● What is needed:
Without omitting anything, return the records precisely as given.

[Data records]
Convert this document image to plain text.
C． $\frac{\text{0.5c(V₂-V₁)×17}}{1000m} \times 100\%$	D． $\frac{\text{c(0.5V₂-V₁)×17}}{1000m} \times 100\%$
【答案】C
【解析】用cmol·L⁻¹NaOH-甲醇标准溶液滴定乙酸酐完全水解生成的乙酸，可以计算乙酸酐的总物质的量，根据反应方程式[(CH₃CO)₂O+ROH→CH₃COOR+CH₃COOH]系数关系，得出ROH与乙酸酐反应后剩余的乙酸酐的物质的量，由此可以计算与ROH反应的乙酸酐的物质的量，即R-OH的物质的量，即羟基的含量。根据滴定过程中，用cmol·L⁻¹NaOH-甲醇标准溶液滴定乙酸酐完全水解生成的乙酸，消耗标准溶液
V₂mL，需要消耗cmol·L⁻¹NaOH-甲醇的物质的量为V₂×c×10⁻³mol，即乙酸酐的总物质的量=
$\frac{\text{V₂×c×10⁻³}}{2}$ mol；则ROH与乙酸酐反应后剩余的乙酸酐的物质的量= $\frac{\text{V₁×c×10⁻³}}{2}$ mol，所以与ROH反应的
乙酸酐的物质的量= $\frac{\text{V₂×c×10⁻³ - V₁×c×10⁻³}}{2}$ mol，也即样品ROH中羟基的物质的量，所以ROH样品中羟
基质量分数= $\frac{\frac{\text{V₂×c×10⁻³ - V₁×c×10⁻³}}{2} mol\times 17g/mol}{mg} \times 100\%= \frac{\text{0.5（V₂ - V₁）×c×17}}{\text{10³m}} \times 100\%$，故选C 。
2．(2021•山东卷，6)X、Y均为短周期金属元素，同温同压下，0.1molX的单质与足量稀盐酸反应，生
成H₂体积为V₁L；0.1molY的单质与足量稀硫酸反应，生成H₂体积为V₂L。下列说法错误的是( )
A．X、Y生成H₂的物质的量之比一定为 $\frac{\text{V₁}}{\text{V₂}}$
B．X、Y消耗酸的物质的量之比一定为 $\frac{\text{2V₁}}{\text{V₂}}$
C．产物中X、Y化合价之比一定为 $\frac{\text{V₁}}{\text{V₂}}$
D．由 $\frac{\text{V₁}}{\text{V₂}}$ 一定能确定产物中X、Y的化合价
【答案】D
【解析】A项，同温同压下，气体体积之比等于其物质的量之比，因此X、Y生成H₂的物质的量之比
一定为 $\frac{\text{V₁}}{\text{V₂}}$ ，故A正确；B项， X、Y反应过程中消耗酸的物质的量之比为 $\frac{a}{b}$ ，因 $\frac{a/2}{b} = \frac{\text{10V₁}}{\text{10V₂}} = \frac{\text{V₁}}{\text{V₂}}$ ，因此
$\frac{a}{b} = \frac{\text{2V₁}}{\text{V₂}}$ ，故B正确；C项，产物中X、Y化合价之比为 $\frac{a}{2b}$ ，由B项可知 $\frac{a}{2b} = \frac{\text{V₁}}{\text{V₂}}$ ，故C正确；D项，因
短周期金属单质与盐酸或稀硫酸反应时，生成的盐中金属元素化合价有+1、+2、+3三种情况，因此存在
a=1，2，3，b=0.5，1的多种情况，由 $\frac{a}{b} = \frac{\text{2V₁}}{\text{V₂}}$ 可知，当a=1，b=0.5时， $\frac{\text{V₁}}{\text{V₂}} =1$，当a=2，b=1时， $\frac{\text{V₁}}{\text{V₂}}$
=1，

● Result below:
Convert this document image to plain text.
C． $\frac{\text{0.5c(V₂-V₁)×17}}{1000m} \times 100\%$	D． $\frac{\text{c(0.5V₂-V₁)×17}}{1000m} \times 100\%$
【答案】C
【解析】用cmol·L⁻¹NaOH-甲醇标准溶液滴定乙酸酐完全水解生成的乙酸，可以计算乙酸酐的总物质的量，根据反应方程式[(CH₃CO)₂O+ROH→CH₃COOR+CH₃COOH]系数关系，得出ROH与乙酸酐反应后剩余的乙酸酐的物质的量，由此可以计算与ROH反应的乙酸酐的物质的量，即R-OH的物质的量，即羟基的含量。根据滴定过程中，用cmol·L⁻¹NaOH-甲醇标准溶液滴定乙酸酐完全水解生成的乙酸，消耗标准溶液
V₂mL，需要消耗cmol·L⁻¹NaOH-甲醇的物质的量为V₂×c×10⁻³mol，即乙酸酐的总物质的量=
$\frac{\text{V₂×c×10⁻³}}{2}$ mol；则ROH与乙酸酐反应后剩余的乙酸酐的物质的量= $\frac{\text{V₁×c×10⁻³}}{2}$ mol，所以与ROH反应的
乙酸酐的物质的量= $\frac{\text{V₂×c×10⁻³ - V₁×c×10⁻³}}{2}$ mol，也即样品ROH中羟基的物质的量，所以ROH样品中羟
基质量分数= $\frac{\frac{\text{V₂×c×10⁻³ - V₁×c×10⁻³}}{2} mol\times 17g/mol}{mg} \times 100\%= \frac{\text{0.5（V₂ - V₁）×c×17}}{\text{10³m}} \times 100\%$，故选C 。
2．(2021•山东卷，6)X、Y均为短周期金属元素，同温同压下，0.1molX的单质与足量稀盐酸反应，生
成H₂体积为V₁L；0.1molY的单质与足量稀硫酸反应，生成H₂体积为V₂L。下列说法错误的是( )
A．X、Y生成H₂的物质的量之比一定为 $\frac{\text{V₁}}{\text{V₂}}$
B．X、Y消耗酸的物质的量之比一定为 $\frac{\text{2V₁}}{\text{V₂}}$
C．产物中X、Y化合价之比一定为 $\frac{\text{V₁}}{\text{V₂}}$
D．由 $\frac{\text{V₁}}{\text{V₂}}$ 一定能确定产物中X、Y的化合价
【答案】D
【解析】A项，同温同压下，气体体积之比等于其物质的量之比，因此X、Y生成H₂的物质的量之比
一定为 $\frac{\text{V₁}}{\text{V₂}}$ ，故A正确；B项， X、Y反应过程中消耗酸的物质的量之比为 $\frac{a}{b}$ ，因 $\frac{a/2}{b} = \frac{\text{10V₁}}{\text{10V₂}} = \frac{\text{V₁}}{\text{V₂}}$ ，因此
$\frac{a}{b} = \frac{\text{2V₁}}{\text{V₂}}$ ，故B正确；C项，产物中X、Y化合价之比为 $\frac{a}{2b}$ ，由B项可知 $\frac{a}{2b} = \frac{\text{V₁}}{\text{V₂}}$ ，故C正确；D项，因
短周期金属单质与盐酸或稀硫酸反应时，生成的盐中金属元素化合价有+1、+2、+3三种情况，因此存在
a=1，2，3，b=0.5，1的多种情况，由 $\frac{a}{b} = \frac{\text{2V₁}}{\text{V₂}}$ 可知，当a=1，b=0.5时， $\frac{\text{V₁}}{\text{V₂}} =1$，当a=2，b=1时， $\frac{\text{V₁}}{\text{V₂}}$
=1，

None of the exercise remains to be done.